Items from a data source:
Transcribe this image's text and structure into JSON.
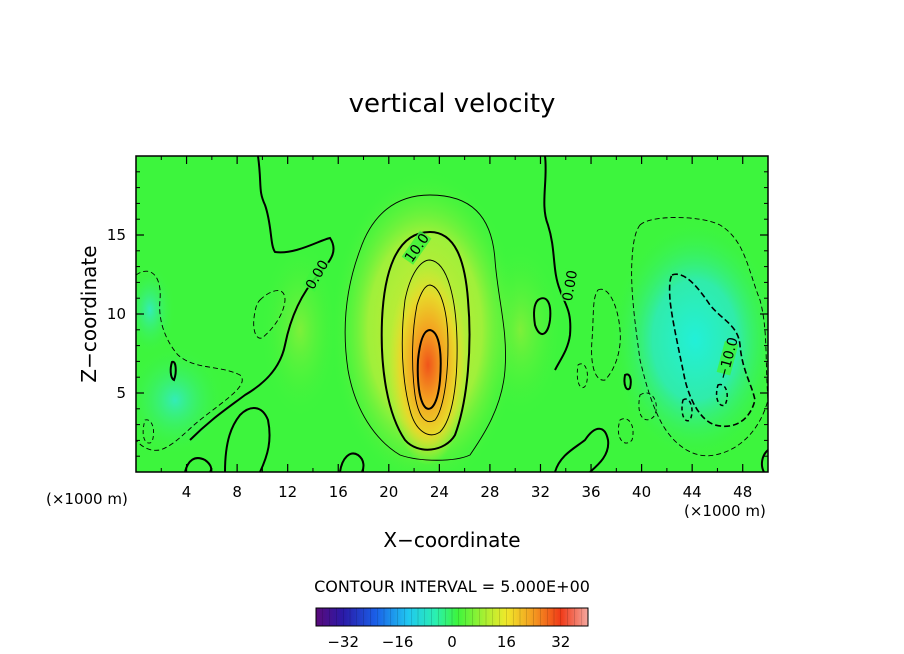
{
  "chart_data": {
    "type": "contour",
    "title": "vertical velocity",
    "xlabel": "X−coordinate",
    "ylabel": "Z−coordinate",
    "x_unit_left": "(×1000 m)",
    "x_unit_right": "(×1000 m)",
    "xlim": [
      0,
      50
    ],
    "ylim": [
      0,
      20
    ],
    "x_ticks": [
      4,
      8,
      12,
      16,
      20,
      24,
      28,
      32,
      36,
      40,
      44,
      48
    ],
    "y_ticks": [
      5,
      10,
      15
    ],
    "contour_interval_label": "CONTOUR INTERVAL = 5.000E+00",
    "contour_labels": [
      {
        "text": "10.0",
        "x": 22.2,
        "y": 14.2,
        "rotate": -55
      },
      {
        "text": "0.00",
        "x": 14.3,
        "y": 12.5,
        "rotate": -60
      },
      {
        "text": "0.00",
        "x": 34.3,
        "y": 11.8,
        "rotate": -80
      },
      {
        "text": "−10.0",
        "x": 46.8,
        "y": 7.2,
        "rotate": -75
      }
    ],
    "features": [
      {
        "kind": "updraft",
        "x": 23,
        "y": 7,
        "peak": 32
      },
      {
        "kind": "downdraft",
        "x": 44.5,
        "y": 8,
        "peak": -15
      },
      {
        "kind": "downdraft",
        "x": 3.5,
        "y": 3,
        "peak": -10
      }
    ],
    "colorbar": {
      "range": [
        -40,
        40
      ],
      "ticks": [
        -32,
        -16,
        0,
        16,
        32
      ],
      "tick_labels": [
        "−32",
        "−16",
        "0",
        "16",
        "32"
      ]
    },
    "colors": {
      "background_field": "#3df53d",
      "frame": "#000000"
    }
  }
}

* * *

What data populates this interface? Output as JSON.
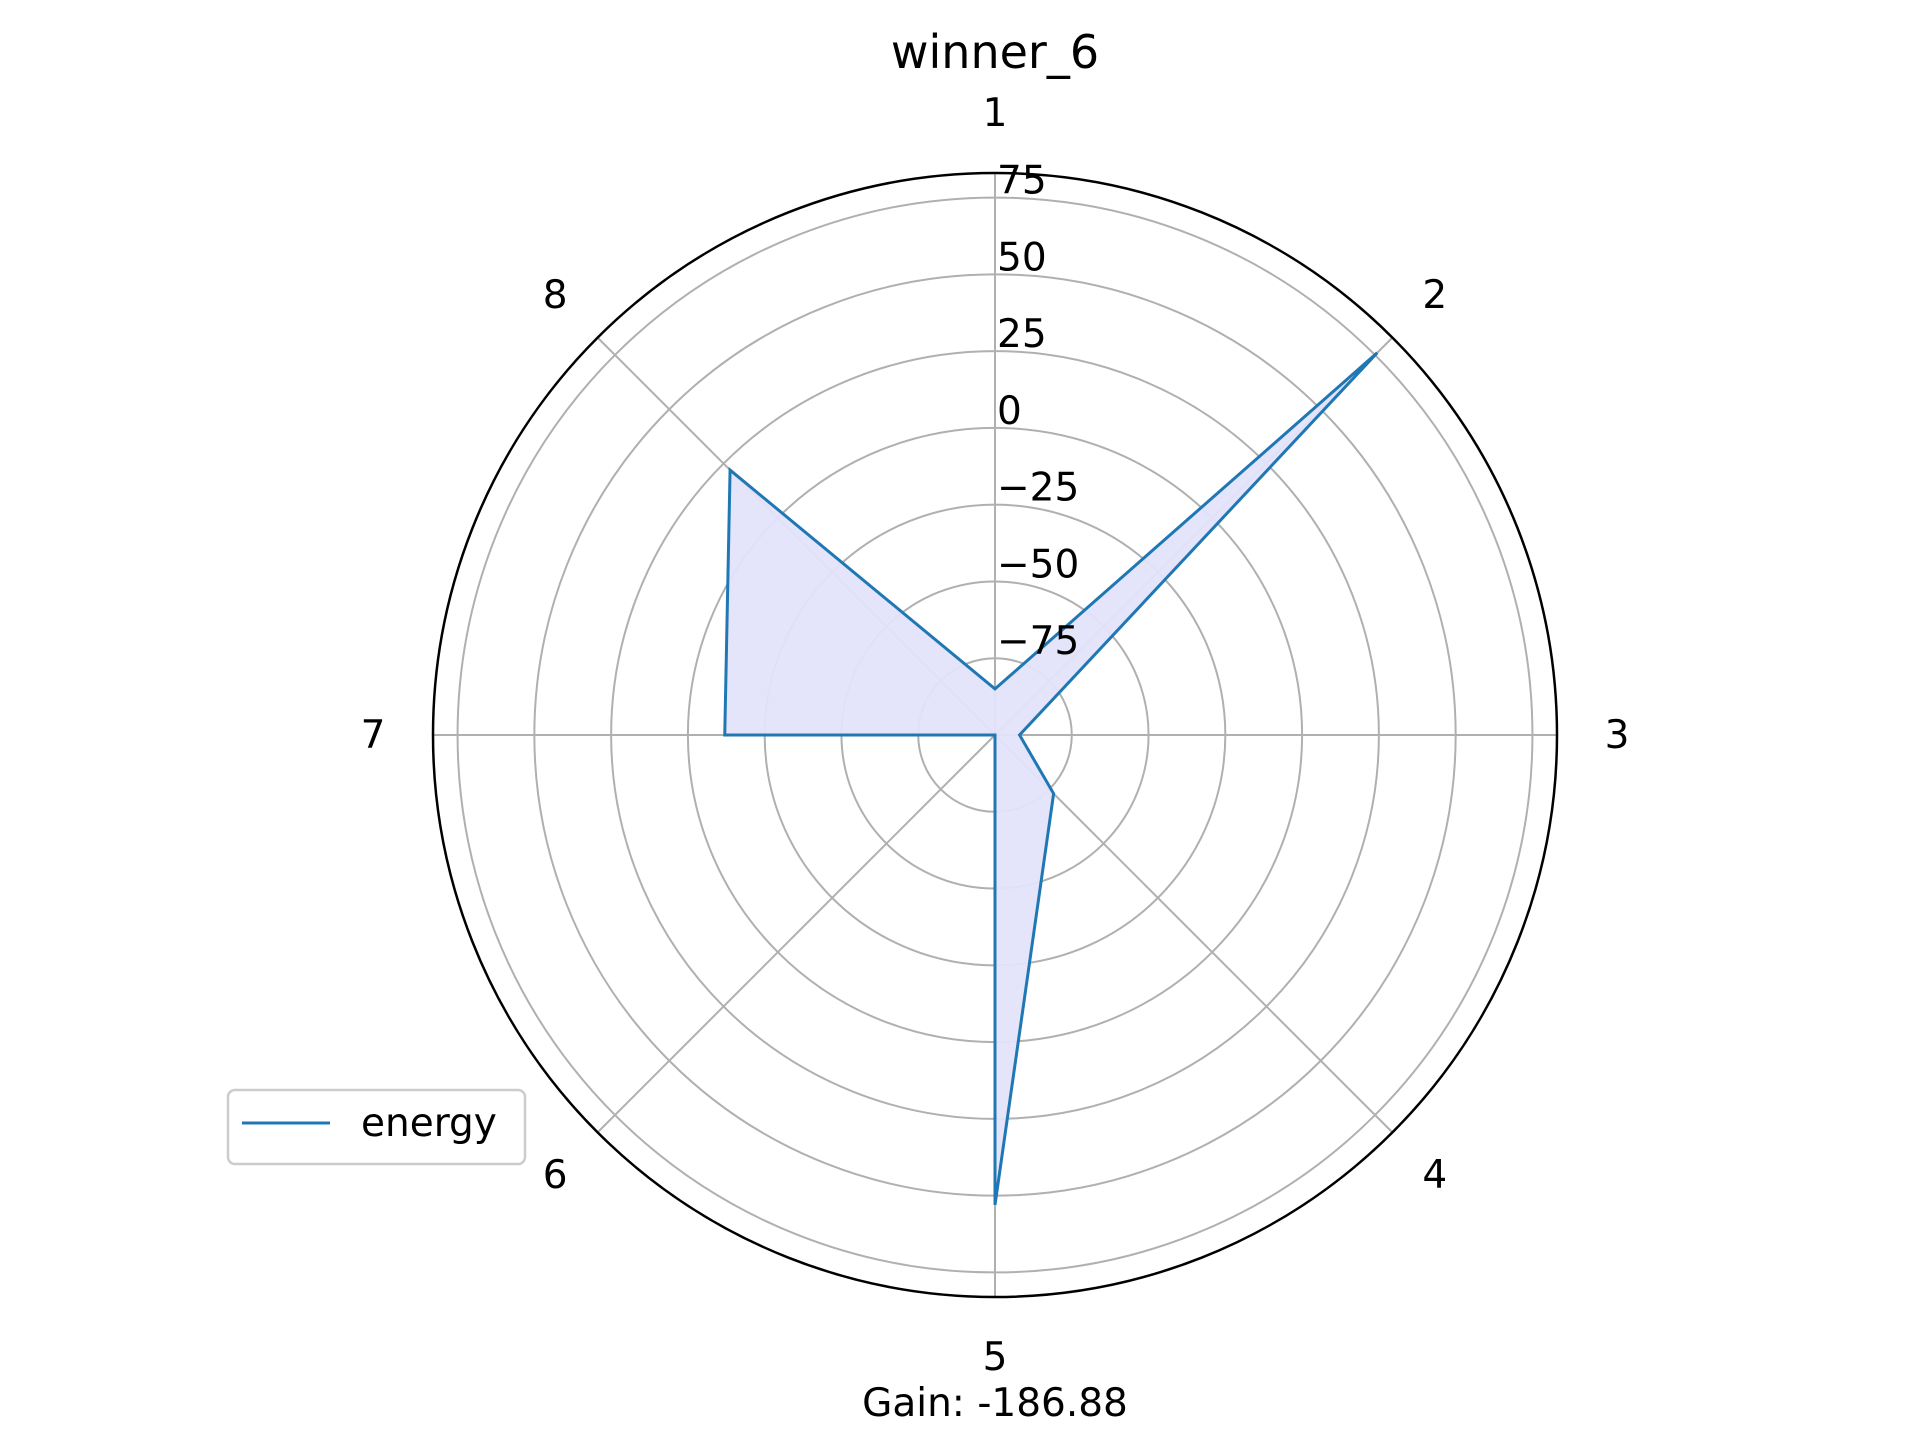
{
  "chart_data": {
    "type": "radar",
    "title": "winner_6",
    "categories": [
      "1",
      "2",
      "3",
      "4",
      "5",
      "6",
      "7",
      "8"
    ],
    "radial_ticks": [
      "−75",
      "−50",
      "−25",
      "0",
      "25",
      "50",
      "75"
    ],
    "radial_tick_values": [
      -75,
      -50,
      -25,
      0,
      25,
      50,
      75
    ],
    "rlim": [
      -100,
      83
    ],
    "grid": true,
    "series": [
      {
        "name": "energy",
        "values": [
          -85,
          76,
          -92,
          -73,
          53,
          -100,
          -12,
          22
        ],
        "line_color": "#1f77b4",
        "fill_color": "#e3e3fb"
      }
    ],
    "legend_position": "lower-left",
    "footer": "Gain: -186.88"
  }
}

The task:
Examine the entries and report how many of their lines contain the string "title", giving no more than the number.

Task solution:
2